GIVEN PASSAGE -
******
The Open-Ended Working Group: The Debate Is Joined

  1. At the same session of the General Assem­bly that adopted the “Humanitarian Pledge” resolution, a further resolution entitled “Tak­ing forward multilateral nuclear disarmament negotiations” was passed by a wide margin. This resolution established an Open-Ended Working Group (OEWG) to “substantively ad­dress concrete effective legal measures, legal provisions and norms that will need to be con­cluded to attain and maintain a world without nuclear weapons.”[6] [7] Importantly, this OEWG, which would meet over three weeks in 2016, would operate under General Assembly rules of procedure that permit voting as opposed to the consensus rule that had paralyzed the Con­ference on Disarmament for so long. This pro­vision for outcomes that would be voted upon rather than subjected to consensus (and hence vulnerable to negation by any opposing state) was sufficient to lead the nuclear weapons states to boycott the process. Nuclear reliant states in the main opted to participate in the OEWG with a view to influencing the proceed­ings in a manner aligned with their preferences.
  2. Over the three sessions of the OEWG the nuclear reliant allies were noticeably active in contributing to the discussions. They submit­ted seven working papers to the OEWG, the most important of which was a paper entitled “A progressive approach to a world free of nu­clear weapons: revisiting the building blocks paradigm” sponsored by 17 non-NWS allies including Australia, Canada, Germany and Ja­pan. This paper dropped the discredited, to many, term “step-by-step” approach to dis­armament in favour of a “progressive” ap­proach that spoke of “identifying concrete and practical ‘building blocks’ to reach that shared goal” of a world free of nuclear weapons.8
  3. The paper argued the need to take into ac­count the prevailing international environment, which required “as an immediate priority the promotion of practical and effective confi­dence-building measures.”9 The paper enu­merates a lengthy list of such effective practical measures both in the legal and non-legal realms, while making it clear that the NPT re­mains the only authoritative legal agreement for nuclear matters and that any further legal arrangements for the prohibition of nuclear weapons among nuclear weapons possessing states would only be feasible as “the final building block.” As if to underscore this point, Canada and the Netherlands both submitted separate working papers essentially contesting the existence of any “legal gap” with respect to the prohibition and elimination of nuclear weapons (a central tenet of the “Humanitarian Pledge” enterprise).[8]
  4. The non-NWS allies were obliged to oper­ate as advocates of the NWS throughout the OEWG given the latter’s decision to boycott the proceedings. It is not clear to what extent the principal NWS attempted to direct the actions of the allied non-NWS during the OEWG. There was considerable speculation that Australia was acting as a proxy for the United States when on the last day of the session it called for a vote on the final report of the OEWG which had up to that point had been considered as an agreed text. While accurately incorporating the various proposals presented by delegations during the OEWG, the report’s primary rec­ommendation was for the General Assembly to convene in 2017 a conference to negotiate a legally binding instrument to prohibit nuclear weapons. The Australian manoeuvre, whatever its motivation, failed to derail the outcome as the report was adopted with 107 votes for and 22 against.[9] [10] [11] Momentum was building to trans­late aspiration into reality and the non-NWS allies were finding themselves fighting a futile rearguard action against the negotiation of a new treaty on the prohibition of nuclear weapons.
******
THE PROBLEM - Condense the paragraph of the working group passage that begins "Over the three sessions of the OEWG" into a short bulleted list that keeps its main facts.

DATA SECTION -
******
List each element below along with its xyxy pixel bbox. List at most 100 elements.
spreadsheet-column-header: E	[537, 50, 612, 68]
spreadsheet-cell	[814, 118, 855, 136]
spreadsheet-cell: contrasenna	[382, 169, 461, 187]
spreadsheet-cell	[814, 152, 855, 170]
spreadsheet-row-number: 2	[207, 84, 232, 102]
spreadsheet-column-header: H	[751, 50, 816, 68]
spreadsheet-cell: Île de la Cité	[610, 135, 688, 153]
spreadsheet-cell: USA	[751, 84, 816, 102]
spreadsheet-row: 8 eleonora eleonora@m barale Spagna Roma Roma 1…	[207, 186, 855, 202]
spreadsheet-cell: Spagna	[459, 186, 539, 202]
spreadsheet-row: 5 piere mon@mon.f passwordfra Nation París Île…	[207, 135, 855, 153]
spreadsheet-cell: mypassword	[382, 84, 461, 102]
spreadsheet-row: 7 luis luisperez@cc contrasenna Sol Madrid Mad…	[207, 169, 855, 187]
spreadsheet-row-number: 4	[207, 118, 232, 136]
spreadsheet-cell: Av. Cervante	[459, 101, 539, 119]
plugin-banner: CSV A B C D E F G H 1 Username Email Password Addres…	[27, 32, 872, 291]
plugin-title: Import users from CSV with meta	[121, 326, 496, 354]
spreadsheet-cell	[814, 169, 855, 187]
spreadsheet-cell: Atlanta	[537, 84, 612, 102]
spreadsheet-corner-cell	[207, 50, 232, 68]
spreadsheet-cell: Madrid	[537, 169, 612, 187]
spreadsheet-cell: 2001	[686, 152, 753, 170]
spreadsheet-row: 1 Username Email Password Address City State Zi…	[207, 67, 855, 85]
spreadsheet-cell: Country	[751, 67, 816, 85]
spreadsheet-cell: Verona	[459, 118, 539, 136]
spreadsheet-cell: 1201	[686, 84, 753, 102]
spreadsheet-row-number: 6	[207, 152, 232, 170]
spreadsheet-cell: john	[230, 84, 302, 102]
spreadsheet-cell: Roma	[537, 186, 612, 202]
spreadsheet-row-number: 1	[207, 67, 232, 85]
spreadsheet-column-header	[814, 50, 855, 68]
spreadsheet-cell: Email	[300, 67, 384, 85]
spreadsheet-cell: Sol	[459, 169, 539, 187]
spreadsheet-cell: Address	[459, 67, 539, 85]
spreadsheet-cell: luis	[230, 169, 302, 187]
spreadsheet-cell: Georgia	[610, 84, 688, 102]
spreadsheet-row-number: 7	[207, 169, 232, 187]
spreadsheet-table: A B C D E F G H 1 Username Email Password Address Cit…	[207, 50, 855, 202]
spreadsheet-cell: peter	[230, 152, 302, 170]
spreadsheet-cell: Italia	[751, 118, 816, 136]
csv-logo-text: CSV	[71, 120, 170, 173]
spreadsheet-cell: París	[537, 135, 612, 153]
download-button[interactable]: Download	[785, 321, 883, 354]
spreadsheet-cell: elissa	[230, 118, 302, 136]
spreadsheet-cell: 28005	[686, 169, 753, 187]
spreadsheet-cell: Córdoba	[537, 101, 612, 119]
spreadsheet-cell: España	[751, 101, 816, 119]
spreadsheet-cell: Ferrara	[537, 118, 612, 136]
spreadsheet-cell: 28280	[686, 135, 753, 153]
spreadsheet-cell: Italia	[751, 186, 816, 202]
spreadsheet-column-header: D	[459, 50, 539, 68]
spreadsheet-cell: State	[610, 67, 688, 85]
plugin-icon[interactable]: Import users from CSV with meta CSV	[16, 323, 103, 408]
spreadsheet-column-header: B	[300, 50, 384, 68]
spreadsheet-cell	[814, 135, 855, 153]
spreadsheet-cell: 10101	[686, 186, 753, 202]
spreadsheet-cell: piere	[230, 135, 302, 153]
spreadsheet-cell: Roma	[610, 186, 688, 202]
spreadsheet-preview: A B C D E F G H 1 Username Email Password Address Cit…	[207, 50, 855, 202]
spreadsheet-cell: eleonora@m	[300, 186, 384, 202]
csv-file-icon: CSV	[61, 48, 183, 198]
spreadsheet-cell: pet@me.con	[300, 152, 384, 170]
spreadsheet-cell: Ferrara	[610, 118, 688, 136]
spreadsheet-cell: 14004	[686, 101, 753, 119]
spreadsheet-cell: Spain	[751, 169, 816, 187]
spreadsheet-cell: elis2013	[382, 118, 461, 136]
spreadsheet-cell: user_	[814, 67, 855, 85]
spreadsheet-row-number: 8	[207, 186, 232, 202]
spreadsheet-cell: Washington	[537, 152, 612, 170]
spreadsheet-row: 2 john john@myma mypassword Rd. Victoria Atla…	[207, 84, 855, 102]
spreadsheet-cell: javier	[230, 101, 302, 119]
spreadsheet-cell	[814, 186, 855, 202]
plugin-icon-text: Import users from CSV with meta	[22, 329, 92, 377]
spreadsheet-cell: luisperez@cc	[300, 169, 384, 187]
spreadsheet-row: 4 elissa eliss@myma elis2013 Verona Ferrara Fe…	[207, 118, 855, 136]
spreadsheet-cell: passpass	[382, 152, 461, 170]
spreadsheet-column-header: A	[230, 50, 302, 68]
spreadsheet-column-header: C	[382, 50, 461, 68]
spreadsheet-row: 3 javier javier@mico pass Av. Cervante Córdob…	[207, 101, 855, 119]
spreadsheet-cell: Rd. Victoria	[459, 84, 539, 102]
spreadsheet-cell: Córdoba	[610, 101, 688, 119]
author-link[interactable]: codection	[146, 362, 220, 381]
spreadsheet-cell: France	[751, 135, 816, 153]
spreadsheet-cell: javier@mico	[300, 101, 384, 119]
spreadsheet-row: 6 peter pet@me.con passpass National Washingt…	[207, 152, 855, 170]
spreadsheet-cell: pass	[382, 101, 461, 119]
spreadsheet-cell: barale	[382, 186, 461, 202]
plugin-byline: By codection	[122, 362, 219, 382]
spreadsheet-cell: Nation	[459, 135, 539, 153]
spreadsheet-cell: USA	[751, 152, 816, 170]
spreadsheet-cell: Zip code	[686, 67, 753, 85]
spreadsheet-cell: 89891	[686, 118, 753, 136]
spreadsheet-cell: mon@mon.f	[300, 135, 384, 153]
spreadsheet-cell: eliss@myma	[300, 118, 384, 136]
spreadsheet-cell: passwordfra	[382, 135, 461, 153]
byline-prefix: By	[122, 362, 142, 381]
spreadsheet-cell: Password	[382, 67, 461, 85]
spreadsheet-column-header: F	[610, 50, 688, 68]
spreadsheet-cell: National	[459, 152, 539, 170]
******
EXERCISE ANSWER -
- The nuclear reliant allies were noticeably active in all three OEWG sessions.
- They submitted seven working papers.
- The most important was "A progressive approach to a world free of nuclear weapons: revisiting the building blocks paradigm." Seventeen non-NWS allies sponsored it, including Australia, Canada, Germany and Japan.
- The paper dropped the "step-by-step" approach, which many considered discredited. In its place it used a "progressive" approach of identifying concrete, practical "building blocks" toward a world free of nuclear weapons.